DATA PROVIDED -
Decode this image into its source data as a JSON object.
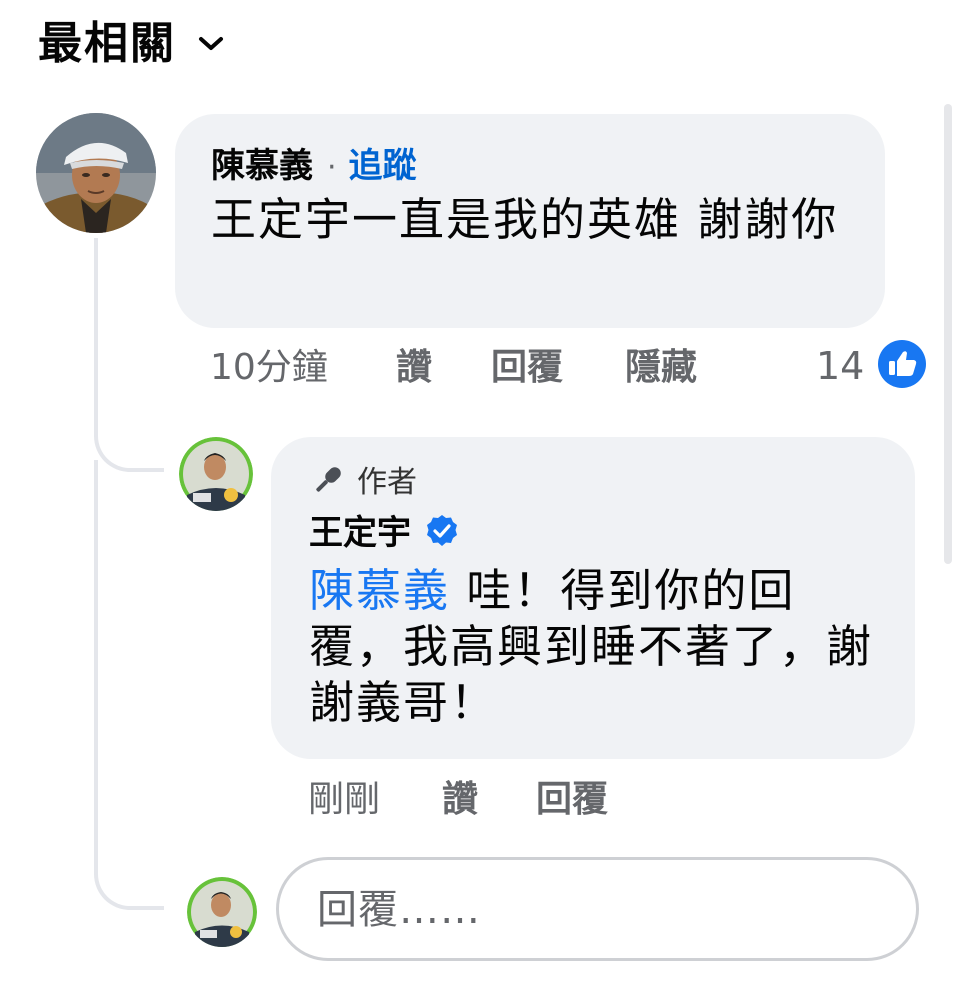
{
  "sort": {
    "label": "最相關",
    "icon": "chevron-down-icon"
  },
  "comment": {
    "author": "陳慕義",
    "separator": "·",
    "follow_label": "追蹤",
    "text": "王定宇一直是我的英雄 謝謝你",
    "timestamp": "10分鐘",
    "actions": {
      "like": "讚",
      "reply": "回覆",
      "hide": "隱藏"
    },
    "reaction_count": "14",
    "reaction_icon": "like-reaction-icon"
  },
  "reply": {
    "badge_label": "作者",
    "badge_icon": "microphone-icon",
    "author": "王定宇",
    "verified_icon": "verified-badge-icon",
    "mention": "陳慕義",
    "text": " 哇！得到你的回覆，我高興到睡不著了，謝謝義哥！",
    "timestamp": "剛剛",
    "actions": {
      "like": "讚",
      "reply": "回覆"
    }
  },
  "composer": {
    "placeholder": "回覆……"
  },
  "colors": {
    "link_blue": "#0064d1",
    "mention_blue": "#1877f2",
    "bubble_bg": "#f0f2f5",
    "secondary_text": "#65676b",
    "like_blue": "#1877f2"
  }
}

WHAT THE TASK REQUIRES -
Quote each line of the listing exactly, but leave the pictures out.

THE SOLUTION -
Decode this image into its source data as a JSON object.
{
  "sort": {
    "label": "最相關",
    "icon": "chevron-down-icon"
  },
  "comment": {
    "author": "陳慕義",
    "separator": "·",
    "follow_label": "追蹤",
    "text": "王定宇一直是我的英雄 謝謝你",
    "timestamp": "10分鐘",
    "actions": {
      "like": "讚",
      "reply": "回覆",
      "hide": "隱藏"
    },
    "reaction_count": "14",
    "reaction_icon": "like-reaction-icon"
  },
  "reply": {
    "badge_label": "作者",
    "badge_icon": "microphone-icon",
    "author": "王定宇",
    "verified_icon": "verified-badge-icon",
    "mention": "陳慕義",
    "text": " 哇！得到你的回覆，我高興到睡不著了，謝謝義哥！",
    "timestamp": "剛剛",
    "actions": {
      "like": "讚",
      "reply": "回覆"
    }
  },
  "composer": {
    "placeholder": "回覆……"
  },
  "colors": {
    "link_blue": "#0064d1",
    "mention_blue": "#1877f2",
    "bubble_bg": "#f0f2f5",
    "secondary_text": "#65676b",
    "like_blue": "#1877f2"
  }
}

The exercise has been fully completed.